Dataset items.
>> begin
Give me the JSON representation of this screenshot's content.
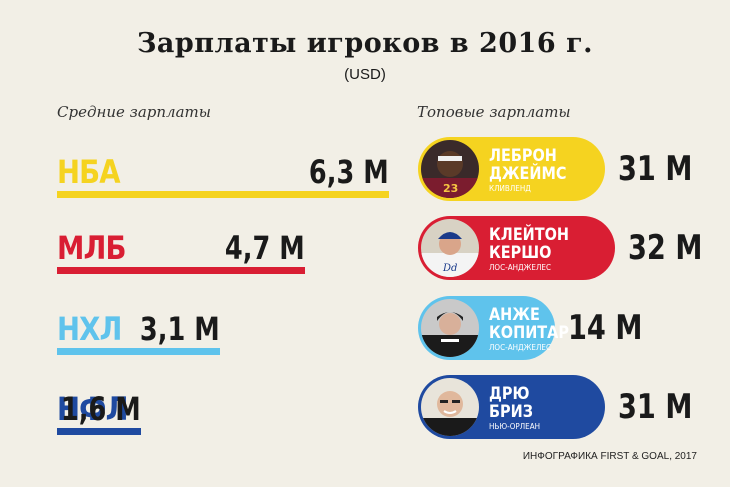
{
  "title": "Зарплаты игроков в 2016 г.",
  "subtitle": "(USD)",
  "left_label": "Средние зарплаты",
  "right_label": "Топовые зарплаты",
  "credit": "ИНФОГРАФИКА FIRST & GOAL, 2017",
  "chart_data": [
    {
      "type": "bar",
      "title": "Средние зарплаты",
      "unit": "М",
      "categories": [
        "НБА",
        "МЛБ",
        "НХЛ",
        "НФЛ"
      ],
      "values": [
        6.3,
        4.7,
        3.1,
        1.6
      ],
      "value_labels": [
        "6,3 М",
        "4,7 М",
        "3,1 М",
        "1,6 М"
      ],
      "colors": [
        "#f5d320",
        "#d91e33",
        "#5fc3ec",
        "#1f4aa0"
      ]
    },
    {
      "type": "table",
      "title": "Топовые зарплаты",
      "rows": [
        {
          "name_line1": "ЛЕБРОН",
          "name_line2": "ДЖЕЙМС",
          "club": "КЛИВЛЕНД",
          "salary": "31 М",
          "value": 31,
          "color": "#f5d320"
        },
        {
          "name_line1": "КЛЕЙТОН",
          "name_line2": "КЕРШО",
          "club": "ЛОС-АНДЖЕЛЕС",
          "salary": "32 М",
          "value": 32,
          "color": "#d91e33"
        },
        {
          "name_line1": "АНЖЕ",
          "name_line2": "КОПИТАР",
          "club": "ЛОС-АНДЖЕЛЕС",
          "salary": "14 М",
          "value": 14,
          "color": "#5fc3ec"
        },
        {
          "name_line1": "ДРЮ",
          "name_line2": "БРИЗ",
          "club": "НЬЮ-ОРЛЕАН",
          "salary": "31 М",
          "value": 31,
          "color": "#1f4aa0"
        }
      ]
    }
  ]
}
>> end
STATED EXERCISE.
Identify every line holding the word "Средние" and copy it out.

WRITTEN SOLUTION.
  "left_label": "Средние зарплаты",
      "title": "Средние зарплаты",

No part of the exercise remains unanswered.